Say only how many lines contain the word "Craneová".

Stored items:
>> START
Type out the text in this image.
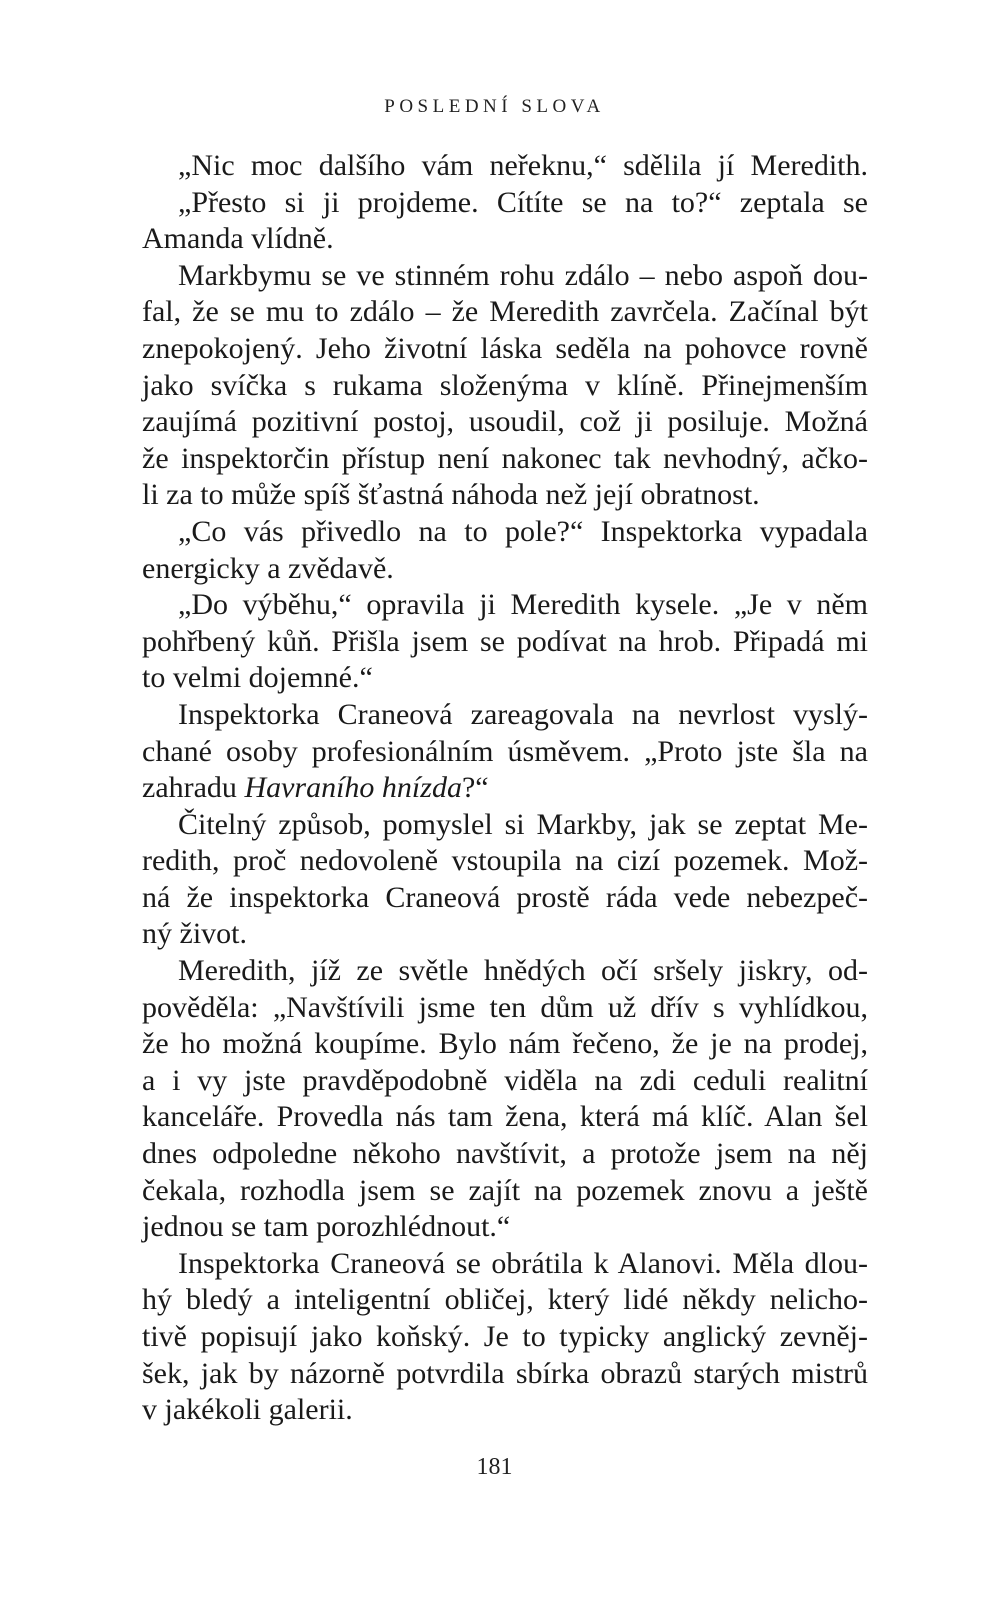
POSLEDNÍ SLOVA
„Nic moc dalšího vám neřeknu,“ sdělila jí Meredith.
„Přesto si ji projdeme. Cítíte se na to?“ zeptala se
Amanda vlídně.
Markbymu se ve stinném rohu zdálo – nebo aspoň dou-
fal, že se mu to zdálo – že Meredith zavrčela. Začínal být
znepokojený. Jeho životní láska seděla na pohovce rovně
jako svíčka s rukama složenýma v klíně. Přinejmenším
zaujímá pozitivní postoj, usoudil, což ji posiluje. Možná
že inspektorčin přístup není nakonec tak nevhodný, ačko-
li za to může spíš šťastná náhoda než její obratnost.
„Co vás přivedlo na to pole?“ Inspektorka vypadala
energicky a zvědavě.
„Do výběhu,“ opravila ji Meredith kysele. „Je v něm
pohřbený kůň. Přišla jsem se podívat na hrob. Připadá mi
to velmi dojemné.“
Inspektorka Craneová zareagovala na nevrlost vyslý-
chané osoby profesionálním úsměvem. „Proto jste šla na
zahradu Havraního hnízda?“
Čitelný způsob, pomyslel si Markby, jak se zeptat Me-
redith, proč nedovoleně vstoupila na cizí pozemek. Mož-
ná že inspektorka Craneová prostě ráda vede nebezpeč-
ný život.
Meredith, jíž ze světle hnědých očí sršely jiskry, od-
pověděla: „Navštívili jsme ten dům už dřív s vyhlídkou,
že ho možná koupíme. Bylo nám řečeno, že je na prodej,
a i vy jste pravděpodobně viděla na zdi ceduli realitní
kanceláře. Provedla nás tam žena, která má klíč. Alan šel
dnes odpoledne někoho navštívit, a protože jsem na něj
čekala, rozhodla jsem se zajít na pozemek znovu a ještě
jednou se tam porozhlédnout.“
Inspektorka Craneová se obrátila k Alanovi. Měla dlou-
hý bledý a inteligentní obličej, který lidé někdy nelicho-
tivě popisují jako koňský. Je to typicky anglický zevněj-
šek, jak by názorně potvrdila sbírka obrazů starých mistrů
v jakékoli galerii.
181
>> END
>> START
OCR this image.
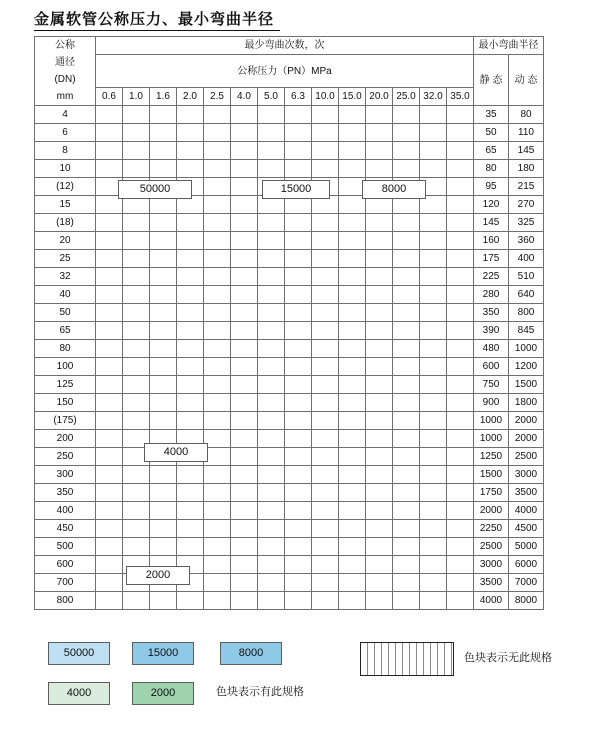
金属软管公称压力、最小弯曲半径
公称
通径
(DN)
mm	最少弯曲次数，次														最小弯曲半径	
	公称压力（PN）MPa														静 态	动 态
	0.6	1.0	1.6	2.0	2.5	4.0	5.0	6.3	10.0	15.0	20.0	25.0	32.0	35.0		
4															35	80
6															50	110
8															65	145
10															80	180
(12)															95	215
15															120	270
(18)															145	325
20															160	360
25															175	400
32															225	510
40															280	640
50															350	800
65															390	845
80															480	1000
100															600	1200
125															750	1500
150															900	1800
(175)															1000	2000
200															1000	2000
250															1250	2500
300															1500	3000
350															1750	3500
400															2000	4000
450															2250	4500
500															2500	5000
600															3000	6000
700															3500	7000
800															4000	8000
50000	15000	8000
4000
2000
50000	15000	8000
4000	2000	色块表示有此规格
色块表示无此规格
>> END
▶ [Task answer] 3